>>>>>
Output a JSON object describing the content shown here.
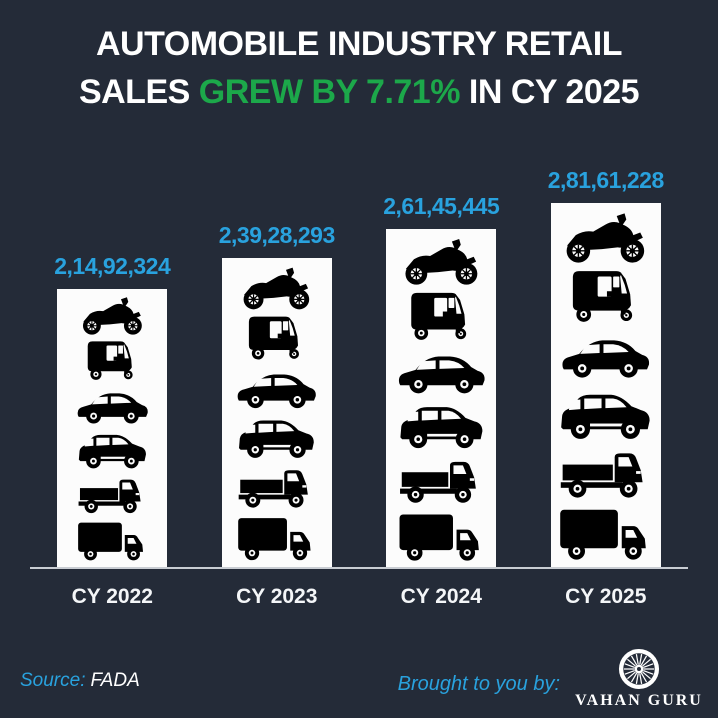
{
  "title": {
    "line1": "AUTOMOBILE INDUSTRY RETAIL",
    "line2_prefix": "SALES ",
    "line2_highlight": "GREW BY 7.71%",
    "line2_suffix": " IN CY 2025"
  },
  "chart_data": {
    "type": "bar",
    "title": "Automobile industry retail sales by calendar year",
    "categories": [
      "CY 2022",
      "CY 2023",
      "CY 2024",
      "CY 2025"
    ],
    "values": [
      21492324,
      23928293,
      26145445,
      28161228
    ],
    "value_labels": [
      "2,14,92,324",
      "2,39,28,293",
      "2,61,45,445",
      "2,81,61,228"
    ],
    "ylim": [
      0,
      28161228
    ],
    "legend": "none",
    "grid": "off",
    "bar_fill": "#FCFCFC",
    "icon_color": "#000000",
    "value_label_color": "#29A2DE",
    "baseline_color": "#C9CDD3",
    "icon_stack": [
      "motorcycle",
      "auto-rickshaw",
      "hatchback-car",
      "suv-car",
      "pickup-truck",
      "box-truck"
    ]
  },
  "footer": {
    "source_label": "Source:",
    "source_value": "FADA",
    "brought_by": "Brought to you by:",
    "brand_name": "VAHAN GURU",
    "brand_logo_icon": "spoked-wheel-icon"
  },
  "colors": {
    "background": "#242B38",
    "title_text": "#FFFFFF",
    "highlight_green": "#1CA84A",
    "accent_blue": "#29A2DE"
  }
}
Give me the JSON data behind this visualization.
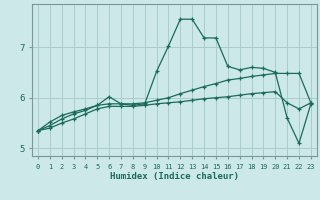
{
  "xlabel": "Humidex (Indice chaleur)",
  "background_color": "#cce8e8",
  "grid_color": "#aacccc",
  "line_color": "#1a6b5a",
  "xlim": [
    -0.5,
    23.5
  ],
  "ylim": [
    4.85,
    7.85
  ],
  "yticks": [
    5,
    6,
    7
  ],
  "xticks": [
    0,
    1,
    2,
    3,
    4,
    5,
    6,
    7,
    8,
    9,
    10,
    11,
    12,
    13,
    14,
    15,
    16,
    17,
    18,
    19,
    20,
    21,
    22,
    23
  ],
  "line1_y": [
    5.35,
    5.52,
    5.65,
    5.72,
    5.78,
    5.85,
    6.02,
    5.88,
    5.85,
    5.88,
    6.52,
    7.02,
    7.55,
    7.55,
    7.18,
    7.18,
    6.62,
    6.55,
    6.6,
    6.58,
    6.5,
    5.6,
    5.1,
    5.88
  ],
  "line2_y": [
    5.35,
    5.45,
    5.58,
    5.68,
    5.75,
    5.85,
    5.88,
    5.88,
    5.88,
    5.9,
    5.95,
    6.0,
    6.08,
    6.15,
    6.22,
    6.28,
    6.35,
    6.38,
    6.42,
    6.45,
    6.48,
    6.48,
    6.48,
    5.9
  ],
  "line3_y": [
    5.35,
    5.4,
    5.5,
    5.58,
    5.68,
    5.78,
    5.83,
    5.83,
    5.83,
    5.85,
    5.88,
    5.9,
    5.92,
    5.95,
    5.98,
    6.0,
    6.02,
    6.05,
    6.08,
    6.1,
    6.12,
    5.9,
    5.78,
    5.9
  ]
}
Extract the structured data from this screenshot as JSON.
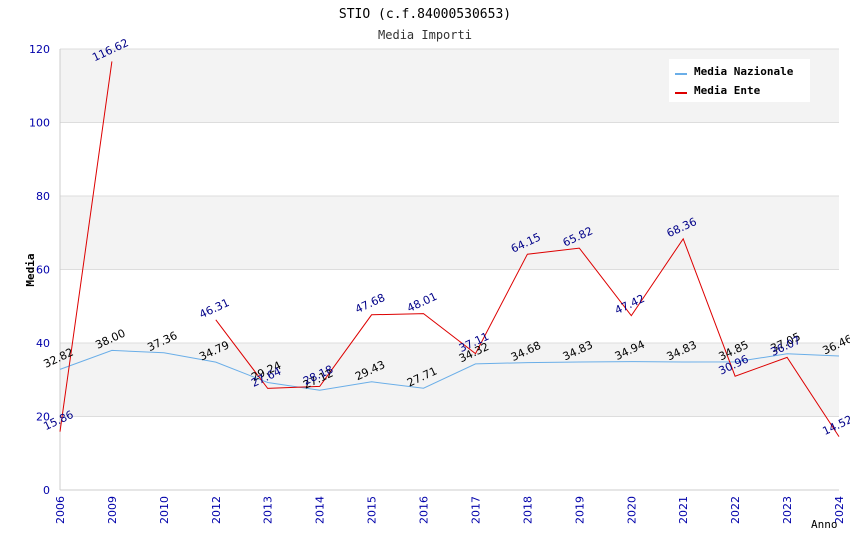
{
  "chart_data": {
    "type": "line",
    "title": "STIO (c.f.84000530653)",
    "subtitle": "Media Importi",
    "xlabel": "Anno",
    "ylabel": "Media",
    "ylim": [
      0,
      120
    ],
    "yticks": [
      "0",
      "20",
      "40",
      "60",
      "80",
      "100",
      "120"
    ],
    "categories": [
      "2006",
      "2009",
      "2010",
      "2012",
      "2013",
      "2014",
      "2015",
      "2016",
      "2017",
      "2018",
      "2019",
      "2020",
      "2021",
      "2022",
      "2023",
      "2024"
    ],
    "legend_position": "top-right",
    "series": [
      {
        "name": "Media Nazionale",
        "color": "#6aaee8",
        "label_color": "#000000",
        "values": [
          32.82,
          38.0,
          37.36,
          34.79,
          29.24,
          27.12,
          29.43,
          27.71,
          34.32,
          34.68,
          34.83,
          34.94,
          34.83,
          34.85,
          37.05,
          36.46
        ],
        "labels": [
          "32.82",
          "38.00",
          "37.36",
          "34.79",
          "29.24",
          "27.12",
          "29.43",
          "27.71",
          "34.32",
          "34.68",
          "34.83",
          "34.94",
          "34.83",
          "34.85",
          "37.05",
          "36.46"
        ]
      },
      {
        "name": "Media Ente",
        "color": "#dd0000",
        "label_color": "#000088",
        "values": [
          15.86,
          116.62,
          null,
          46.31,
          27.64,
          28.18,
          47.68,
          48.01,
          37.11,
          64.15,
          65.82,
          47.42,
          68.36,
          30.96,
          36.07,
          14.52
        ],
        "labels": [
          "15.86",
          "116.62",
          null,
          "46.31",
          "27.64",
          "28.18",
          "47.68",
          "48.01",
          "37.11",
          "64.15",
          "65.82",
          "47.42",
          "68.36",
          "30.96",
          "36.07",
          "14.52"
        ]
      }
    ]
  }
}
<<<<<
• _REQUIREMENT_:
Print all of the entries word for word. Omit the pictures they contain.

• _RESPONSE TO THE TASK_:
Output a JSON object describing the content shown here.
{
  "title": {
    "line1": "AUTOMOBILE INDUSTRY RETAIL",
    "line2_prefix": "SALES ",
    "line2_highlight": "GREW BY 7.71%",
    "line2_suffix": " IN CY 2025"
  },
  "chart_data": {
    "type": "bar",
    "title": "Automobile industry retail sales by calendar year",
    "categories": [
      "CY 2022",
      "CY 2023",
      "CY 2024",
      "CY 2025"
    ],
    "values": [
      21492324,
      23928293,
      26145445,
      28161228
    ],
    "value_labels": [
      "2,14,92,324",
      "2,39,28,293",
      "2,61,45,445",
      "2,81,61,228"
    ],
    "ylim": [
      0,
      28161228
    ],
    "legend": "none",
    "grid": "off",
    "bar_fill": "#FCFCFC",
    "icon_color": "#000000",
    "value_label_color": "#29A2DE",
    "baseline_color": "#C9CDD3",
    "icon_stack": [
      "motorcycle",
      "auto-rickshaw",
      "hatchback-car",
      "suv-car",
      "pickup-truck",
      "box-truck"
    ]
  },
  "footer": {
    "source_label": "Source:",
    "source_value": "FADA",
    "brought_by": "Brought to you by:",
    "brand_name": "VAHAN GURU",
    "brand_logo_icon": "spoked-wheel-icon"
  },
  "colors": {
    "background": "#242B38",
    "title_text": "#FFFFFF",
    "highlight_green": "#1CA84A",
    "accent_blue": "#29A2DE"
  }
}
Give me the JSON data behind this visualization.
{
  "xlabel": "Humidex (Indice chaleur)",
  "background_color": "#cce8e8",
  "grid_color": "#aacccc",
  "line_color": "#1a6b5a",
  "xlim": [
    -0.5,
    23.5
  ],
  "ylim": [
    4.85,
    7.85
  ],
  "yticks": [
    5,
    6,
    7
  ],
  "xticks": [
    0,
    1,
    2,
    3,
    4,
    5,
    6,
    7,
    8,
    9,
    10,
    11,
    12,
    13,
    14,
    15,
    16,
    17,
    18,
    19,
    20,
    21,
    22,
    23
  ],
  "line1_y": [
    5.35,
    5.52,
    5.65,
    5.72,
    5.78,
    5.85,
    6.02,
    5.88,
    5.85,
    5.88,
    6.52,
    7.02,
    7.55,
    7.55,
    7.18,
    7.18,
    6.62,
    6.55,
    6.6,
    6.58,
    6.5,
    5.6,
    5.1,
    5.88
  ],
  "line2_y": [
    5.35,
    5.45,
    5.58,
    5.68,
    5.75,
    5.85,
    5.88,
    5.88,
    5.88,
    5.9,
    5.95,
    6.0,
    6.08,
    6.15,
    6.22,
    6.28,
    6.35,
    6.38,
    6.42,
    6.45,
    6.48,
    6.48,
    6.48,
    5.9
  ],
  "line3_y": [
    5.35,
    5.4,
    5.5,
    5.58,
    5.68,
    5.78,
    5.83,
    5.83,
    5.83,
    5.85,
    5.88,
    5.9,
    5.92,
    5.95,
    5.98,
    6.0,
    6.02,
    6.05,
    6.08,
    6.1,
    6.12,
    5.9,
    5.78,
    5.9
  ]
}
Extract the structured data from this screenshot as JSON.
{
  "chart_data": {
    "type": "line",
    "title": "STIO (c.f.84000530653)",
    "subtitle": "Media Importi",
    "xlabel": "Anno",
    "ylabel": "Media",
    "ylim": [
      0,
      120
    ],
    "yticks": [
      "0",
      "20",
      "40",
      "60",
      "80",
      "100",
      "120"
    ],
    "categories": [
      "2006",
      "2009",
      "2010",
      "2012",
      "2013",
      "2014",
      "2015",
      "2016",
      "2017",
      "2018",
      "2019",
      "2020",
      "2021",
      "2022",
      "2023",
      "2024"
    ],
    "legend_position": "top-right",
    "series": [
      {
        "name": "Media Nazionale",
        "color": "#6aaee8",
        "label_color": "#000000",
        "values": [
          32.82,
          38.0,
          37.36,
          34.79,
          29.24,
          27.12,
          29.43,
          27.71,
          34.32,
          34.68,
          34.83,
          34.94,
          34.83,
          34.85,
          37.05,
          36.46
        ],
        "labels": [
          "32.82",
          "38.00",
          "37.36",
          "34.79",
          "29.24",
          "27.12",
          "29.43",
          "27.71",
          "34.32",
          "34.68",
          "34.83",
          "34.94",
          "34.83",
          "34.85",
          "37.05",
          "36.46"
        ]
      },
      {
        "name": "Media Ente",
        "color": "#dd0000",
        "label_color": "#000088",
        "values": [
          15.86,
          116.62,
          null,
          46.31,
          27.64,
          28.18,
          47.68,
          48.01,
          37.11,
          64.15,
          65.82,
          47.42,
          68.36,
          30.96,
          36.07,
          14.52
        ],
        "labels": [
          "15.86",
          "116.62",
          null,
          "46.31",
          "27.64",
          "28.18",
          "47.68",
          "48.01",
          "37.11",
          "64.15",
          "65.82",
          "47.42",
          "68.36",
          "30.96",
          "36.07",
          "14.52"
        ]
      }
    ]
  }
}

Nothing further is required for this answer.